## EXERCISE
Give the listing below again in full, exactly as written.
* Begin TASK INPUTS *
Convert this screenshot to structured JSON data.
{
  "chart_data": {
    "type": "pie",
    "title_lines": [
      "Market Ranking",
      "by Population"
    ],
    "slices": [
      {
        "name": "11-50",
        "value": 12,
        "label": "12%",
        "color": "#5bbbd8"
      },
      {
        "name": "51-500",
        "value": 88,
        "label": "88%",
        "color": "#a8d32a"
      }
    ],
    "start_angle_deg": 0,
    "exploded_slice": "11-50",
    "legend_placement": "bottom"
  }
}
* End TASK INPUTS *
## RESULT OF THIS TASK
Convert this screenshot to structured JSON data.
{
  "chart_data": {
    "type": "pie",
    "title_lines": [
      "Market Ranking",
      "by Population"
    ],
    "slices": [
      {
        "name": "11-50",
        "value": 12,
        "label": "12%",
        "color": "#5bbbd8"
      },
      {
        "name": "51-500",
        "value": 88,
        "label": "88%",
        "color": "#a8d32a"
      }
    ],
    "start_angle_deg": 0,
    "exploded_slice": "11-50",
    "legend_placement": "bottom"
  }
}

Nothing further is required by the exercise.